» Task description
Among the entries, which lines carry the string "name"? Copy each of them.

» Data shown
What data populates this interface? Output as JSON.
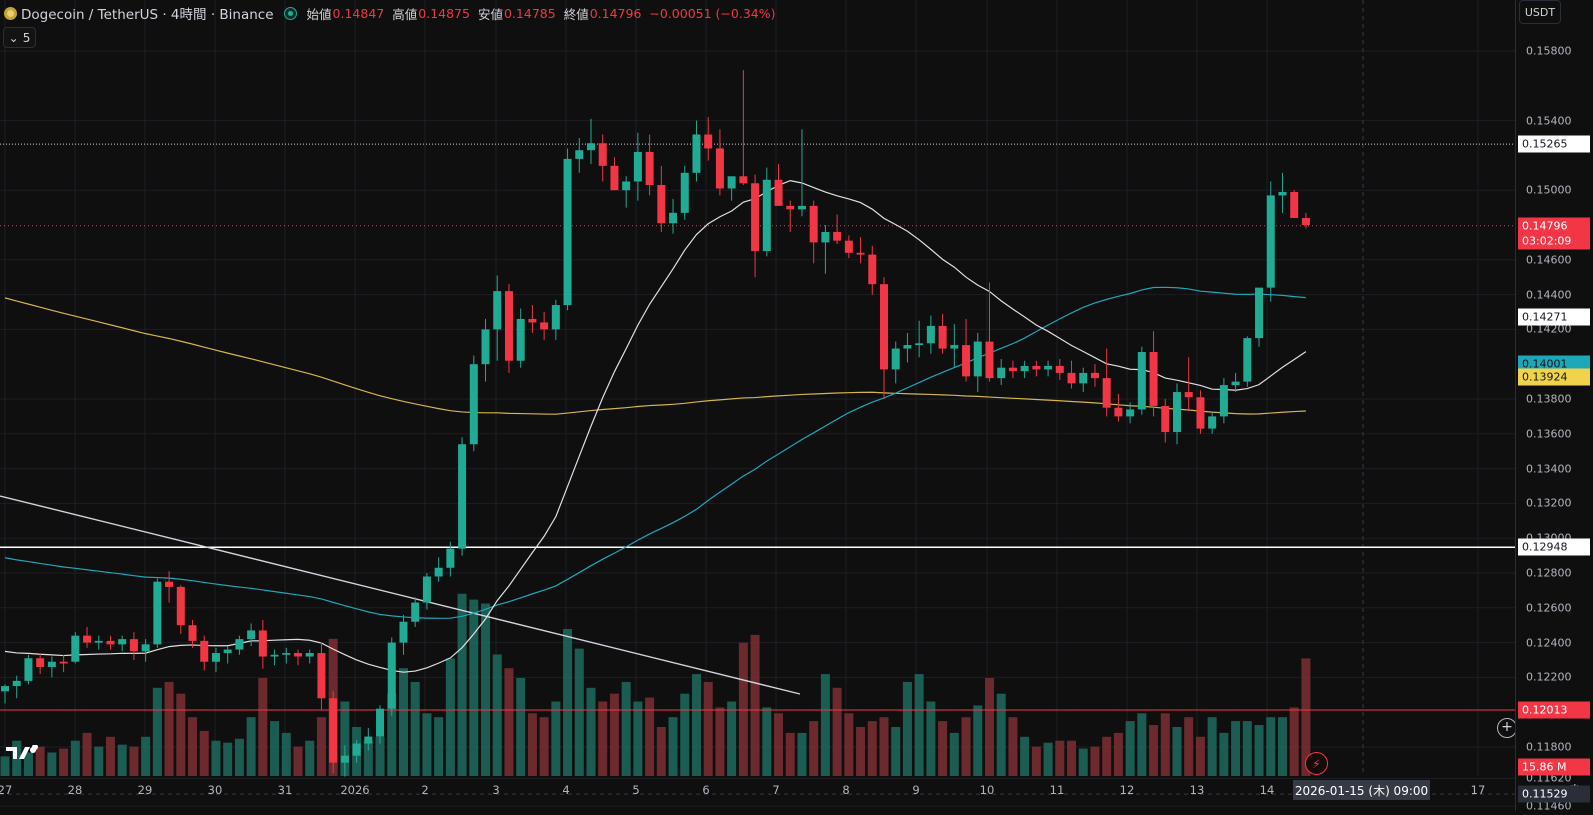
{
  "header": {
    "symbol": "Dogecoin / TetherUS · 4時間 · Binance",
    "ohlc": [
      {
        "label": "始値",
        "value": "0.14847"
      },
      {
        "label": "高値",
        "value": "0.14875"
      },
      {
        "label": "安値",
        "value": "0.14785"
      },
      {
        "label": "終値",
        "value": "0.14796"
      }
    ],
    "change": "−0.00051 (−0.34%)",
    "collapse_count": "5"
  },
  "axis": {
    "currency": "USDT",
    "ticks": [
      "0.15800",
      "0.15400",
      "0.15000",
      "0.14600",
      "0.14400",
      "0.14200",
      "0.13800",
      "0.13600",
      "0.13400",
      "0.13200",
      "0.13000",
      "0.12800",
      "0.12600",
      "0.12400",
      "0.12200",
      "0.11800",
      "0.11620",
      "0.11460"
    ],
    "labels": [
      {
        "name": "price-level-top",
        "value": "0.15265",
        "bg": "#ffffff",
        "fg": "#131722"
      },
      {
        "name": "last-price",
        "value": "0.14796",
        "bg": "#f23645",
        "fg": "#ffffff"
      },
      {
        "name": "countdown",
        "value": "03:02:09",
        "bg": "#f23645",
        "fg": "#ffffff"
      },
      {
        "name": "ma-white",
        "value": "0.14271",
        "bg": "#ffffff",
        "fg": "#131722"
      },
      {
        "name": "ma-cyan",
        "value": "0.14001",
        "bg": "#1ea7b8",
        "fg": "#131722"
      },
      {
        "name": "ma-yellow",
        "value": "0.13924",
        "bg": "#f0d34a",
        "fg": "#131722"
      },
      {
        "name": "support-white",
        "value": "0.12948",
        "bg": "#ffffff",
        "fg": "#131722"
      },
      {
        "name": "support-red",
        "value": "0.12013",
        "bg": "#f23645",
        "fg": "#ffffff"
      },
      {
        "name": "crosshair",
        "value": "0.11529",
        "bg": "#2a2e39",
        "fg": "#ffffff"
      },
      {
        "name": "volume",
        "value": "15.86 M",
        "bg": "#f23645",
        "fg": "#ffffff"
      }
    ]
  },
  "xaxis": {
    "labels": [
      "27",
      "28",
      "29",
      "30",
      "31",
      "2026",
      "2",
      "3",
      "4",
      "5",
      "6",
      "7",
      "8",
      "9",
      "10",
      "11",
      "12",
      "13",
      "14",
      "17"
    ],
    "crosshair_date": "2026-01-15 (木)   09:00"
  },
  "colors": {
    "up": "#22ab94",
    "down": "#f23645",
    "background": "#0f0f0f"
  },
  "chart_data": {
    "type": "candlestick",
    "interval": "4時間",
    "candles_ohlc": [
      [
        0.1212,
        0.1216,
        0.1205,
        0.1215
      ],
      [
        0.1215,
        0.1221,
        0.1208,
        0.1218
      ],
      [
        0.1218,
        0.1233,
        0.1216,
        0.1231
      ],
      [
        0.1231,
        0.1234,
        0.1222,
        0.1226
      ],
      [
        0.1226,
        0.1232,
        0.122,
        0.1229
      ],
      [
        0.1229,
        0.1233,
        0.1223,
        0.1228
      ],
      [
        0.1229,
        0.1246,
        0.1228,
        0.1244
      ],
      [
        0.1244,
        0.1249,
        0.1237,
        0.124
      ],
      [
        0.124,
        0.1244,
        0.1236,
        0.1241
      ],
      [
        0.1241,
        0.1244,
        0.1236,
        0.1239
      ],
      [
        0.1239,
        0.1244,
        0.1235,
        0.1242
      ],
      [
        0.1242,
        0.1246,
        0.123,
        0.1235
      ],
      [
        0.1235,
        0.1242,
        0.1229,
        0.1239
      ],
      [
        0.1239,
        0.1277,
        0.1237,
        0.1275
      ],
      [
        0.1275,
        0.1281,
        0.1263,
        0.1272
      ],
      [
        0.1272,
        0.1273,
        0.1245,
        0.125
      ],
      [
        0.125,
        0.1253,
        0.1237,
        0.1241
      ],
      [
        0.1241,
        0.1244,
        0.1224,
        0.1229
      ],
      [
        0.1229,
        0.1237,
        0.1223,
        0.1234
      ],
      [
        0.1234,
        0.1238,
        0.1228,
        0.1236
      ],
      [
        0.1236,
        0.1244,
        0.1233,
        0.1242
      ],
      [
        0.1242,
        0.1251,
        0.1238,
        0.1247
      ],
      [
        0.1247,
        0.1253,
        0.1225,
        0.1232
      ],
      [
        0.1232,
        0.1236,
        0.1227,
        0.1233
      ],
      [
        0.1233,
        0.1237,
        0.1228,
        0.1234
      ],
      [
        0.1234,
        0.1236,
        0.1227,
        0.1232
      ],
      [
        0.1232,
        0.1236,
        0.1228,
        0.1234
      ],
      [
        0.1234,
        0.124,
        0.1201,
        0.1208
      ],
      [
        0.1208,
        0.1212,
        0.1165,
        0.1171
      ],
      [
        0.1171,
        0.1181,
        0.1163,
        0.1175
      ],
      [
        0.1175,
        0.1184,
        0.1171,
        0.1182
      ],
      [
        0.1182,
        0.1191,
        0.1178,
        0.1186
      ],
      [
        0.1186,
        0.1204,
        0.1182,
        0.1202
      ],
      [
        0.1202,
        0.1243,
        0.1198,
        0.124
      ],
      [
        0.124,
        0.1256,
        0.1233,
        0.1252
      ],
      [
        0.1252,
        0.1266,
        0.1249,
        0.1263
      ],
      [
        0.1263,
        0.128,
        0.1259,
        0.1278
      ],
      [
        0.1278,
        0.1289,
        0.1275,
        0.1283
      ],
      [
        0.1283,
        0.1298,
        0.1278,
        0.1294
      ],
      [
        0.1294,
        0.1358,
        0.129,
        0.1354
      ],
      [
        0.1354,
        0.1405,
        0.135,
        0.14
      ],
      [
        0.14,
        0.1426,
        0.139,
        0.142
      ],
      [
        0.142,
        0.1451,
        0.1402,
        0.1442
      ],
      [
        0.1442,
        0.1446,
        0.1395,
        0.1402
      ],
      [
        0.1402,
        0.1432,
        0.1398,
        0.1426
      ],
      [
        0.1426,
        0.1434,
        0.1418,
        0.1424
      ],
      [
        0.1424,
        0.143,
        0.1414,
        0.142
      ],
      [
        0.142,
        0.1437,
        0.1414,
        0.1434
      ],
      [
        0.1434,
        0.1524,
        0.1431,
        0.1518
      ],
      [
        0.1518,
        0.153,
        0.151,
        0.1523
      ],
      [
        0.1523,
        0.1541,
        0.1515,
        0.1527
      ],
      [
        0.1527,
        0.1532,
        0.1505,
        0.1514
      ],
      [
        0.1514,
        0.1519,
        0.15,
        0.15
      ],
      [
        0.15,
        0.1508,
        0.149,
        0.1505
      ],
      [
        0.1505,
        0.1533,
        0.1494,
        0.1522
      ],
      [
        0.1522,
        0.1532,
        0.1497,
        0.1503
      ],
      [
        0.1503,
        0.1514,
        0.1476,
        0.1481
      ],
      [
        0.1481,
        0.1495,
        0.1475,
        0.1487
      ],
      [
        0.1487,
        0.1514,
        0.1483,
        0.151
      ],
      [
        0.151,
        0.154,
        0.1505,
        0.1532
      ],
      [
        0.1532,
        0.1542,
        0.1517,
        0.1524
      ],
      [
        0.1524,
        0.1535,
        0.1497,
        0.1501
      ],
      [
        0.1501,
        0.1507,
        0.1494,
        0.1508
      ],
      [
        0.1508,
        0.1569,
        0.1503,
        0.1504
      ],
      [
        0.1504,
        0.1509,
        0.145,
        0.1465
      ],
      [
        0.1465,
        0.1513,
        0.1462,
        0.1506
      ],
      [
        0.1506,
        0.1515,
        0.1491,
        0.1491
      ],
      [
        0.1491,
        0.1494,
        0.1476,
        0.1489
      ],
      [
        0.1489,
        0.1535,
        0.1485,
        0.1491
      ],
      [
        0.1491,
        0.1494,
        0.1458,
        0.147
      ],
      [
        0.147,
        0.148,
        0.1452,
        0.1476
      ],
      [
        0.1476,
        0.1486,
        0.1469,
        0.1471
      ],
      [
        0.1471,
        0.1474,
        0.1461,
        0.1464
      ],
      [
        0.1464,
        0.1473,
        0.1458,
        0.1463
      ],
      [
        0.1463,
        0.1468,
        0.144,
        0.1446
      ],
      [
        0.1446,
        0.145,
        0.138,
        0.1397
      ],
      [
        0.1397,
        0.1413,
        0.1389,
        0.1409
      ],
      [
        0.1409,
        0.1418,
        0.1401,
        0.1411
      ],
      [
        0.1411,
        0.1425,
        0.1404,
        0.1412
      ],
      [
        0.1412,
        0.1428,
        0.1406,
        0.1422
      ],
      [
        0.1422,
        0.1429,
        0.1406,
        0.1409
      ],
      [
        0.1409,
        0.1423,
        0.1398,
        0.1411
      ],
      [
        0.1411,
        0.1426,
        0.139,
        0.1393
      ],
      [
        0.1393,
        0.1418,
        0.1384,
        0.1413
      ],
      [
        0.1413,
        0.1447,
        0.139,
        0.1392
      ],
      [
        0.1392,
        0.1403,
        0.1388,
        0.1398
      ],
      [
        0.1398,
        0.1402,
        0.1392,
        0.1396
      ],
      [
        0.1396,
        0.1402,
        0.1392,
        0.1399
      ],
      [
        0.1399,
        0.1402,
        0.1393,
        0.1397
      ],
      [
        0.1397,
        0.1402,
        0.1393,
        0.1399
      ],
      [
        0.1399,
        0.1403,
        0.1391,
        0.1395
      ],
      [
        0.1395,
        0.1402,
        0.1386,
        0.1389
      ],
      [
        0.1389,
        0.1398,
        0.1384,
        0.1395
      ],
      [
        0.1395,
        0.14,
        0.1387,
        0.1392
      ],
      [
        0.1392,
        0.1409,
        0.137,
        0.1375
      ],
      [
        0.1375,
        0.1383,
        0.1367,
        0.137
      ],
      [
        0.137,
        0.1378,
        0.1366,
        0.1374
      ],
      [
        0.1374,
        0.141,
        0.1371,
        0.1407
      ],
      [
        0.1407,
        0.1419,
        0.137,
        0.1376
      ],
      [
        0.1376,
        0.138,
        0.1355,
        0.1361
      ],
      [
        0.1361,
        0.1389,
        0.1354,
        0.1384
      ],
      [
        0.1384,
        0.1404,
        0.1373,
        0.1381
      ],
      [
        0.1381,
        0.1385,
        0.136,
        0.1363
      ],
      [
        0.1363,
        0.1372,
        0.136,
        0.137
      ],
      [
        0.137,
        0.1392,
        0.1366,
        0.1388
      ],
      [
        0.1388,
        0.1395,
        0.1384,
        0.139
      ],
      [
        0.139,
        0.1416,
        0.1387,
        0.1415
      ],
      [
        0.1415,
        0.144,
        0.141,
        0.1444
      ],
      [
        0.1444,
        0.1505,
        0.1436,
        0.1497
      ],
      [
        0.1497,
        0.151,
        0.1487,
        0.1499
      ],
      [
        0.1499,
        0.15,
        0.1484,
        0.1484
      ],
      [
        0.1484,
        0.1487,
        0.1478,
        0.148
      ]
    ],
    "volume_relative": [
      0.1,
      0.18,
      0.12,
      0.15,
      0.12,
      0.14,
      0.18,
      0.22,
      0.15,
      0.2,
      0.16,
      0.15,
      0.2,
      0.45,
      0.48,
      0.42,
      0.3,
      0.23,
      0.18,
      0.17,
      0.19,
      0.3,
      0.5,
      0.28,
      0.22,
      0.15,
      0.18,
      0.3,
      0.7,
      0.38,
      0.25,
      0.18,
      0.2,
      0.42,
      0.55,
      0.48,
      0.32,
      0.3,
      0.6,
      0.93,
      0.9,
      0.88,
      0.62,
      0.55,
      0.5,
      0.32,
      0.3,
      0.38,
      0.75,
      0.65,
      0.45,
      0.38,
      0.42,
      0.48,
      0.38,
      0.4,
      0.25,
      0.3,
      0.42,
      0.52,
      0.48,
      0.35,
      0.38,
      0.68,
      0.72,
      0.35,
      0.32,
      0.22,
      0.22,
      0.28,
      0.52,
      0.45,
      0.32,
      0.25,
      0.28,
      0.3,
      0.25,
      0.48,
      0.52,
      0.38,
      0.28,
      0.22,
      0.3,
      0.36,
      0.5,
      0.42,
      0.3,
      0.2,
      0.15,
      0.17,
      0.18,
      0.18,
      0.14,
      0.15,
      0.2,
      0.22,
      0.28,
      0.32,
      0.26,
      0.32,
      0.25,
      0.3,
      0.2,
      0.3,
      0.22,
      0.28,
      0.28,
      0.26,
      0.3,
      0.3,
      0.35,
      0.6,
      0.42,
      0.28,
      0.25
    ],
    "horizontal_levels": [
      0.15265,
      0.14796,
      0.12948,
      0.12013,
      0.11529
    ]
  }
}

» Full solution
        "name": "price-level-top",
        "name": "last-price",
        "name": "countdown",
        "name": "ma-white",
        "name": "ma-cyan",
        "name": "ma-yellow",
        "name": "support-white",
        "name": "support-red",
        "name": "crosshair",
        "name": "volume",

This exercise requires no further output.